>> Begin

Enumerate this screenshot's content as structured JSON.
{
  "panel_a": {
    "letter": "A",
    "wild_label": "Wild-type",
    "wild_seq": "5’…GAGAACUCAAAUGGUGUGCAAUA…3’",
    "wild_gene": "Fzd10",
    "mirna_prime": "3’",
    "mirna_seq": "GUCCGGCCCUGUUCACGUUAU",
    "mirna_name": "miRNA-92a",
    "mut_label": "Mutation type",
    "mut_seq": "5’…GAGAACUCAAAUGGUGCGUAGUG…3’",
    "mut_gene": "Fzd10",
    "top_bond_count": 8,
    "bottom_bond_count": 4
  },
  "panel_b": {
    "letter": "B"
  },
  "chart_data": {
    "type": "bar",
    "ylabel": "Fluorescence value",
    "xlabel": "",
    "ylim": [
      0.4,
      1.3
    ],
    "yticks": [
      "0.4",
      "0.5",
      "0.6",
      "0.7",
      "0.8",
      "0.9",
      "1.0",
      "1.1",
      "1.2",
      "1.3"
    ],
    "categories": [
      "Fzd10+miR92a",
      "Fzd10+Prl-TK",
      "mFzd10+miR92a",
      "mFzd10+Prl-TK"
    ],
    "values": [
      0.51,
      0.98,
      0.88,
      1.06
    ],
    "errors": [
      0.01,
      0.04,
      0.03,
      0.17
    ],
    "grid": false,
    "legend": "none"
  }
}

>> End

**Goal**
Using the entries above, return each line that includes the word "type".

**Written answer**
    "wild_label": "Wild-type",
    "mut_label": "Mutation type",
    "type": "bar",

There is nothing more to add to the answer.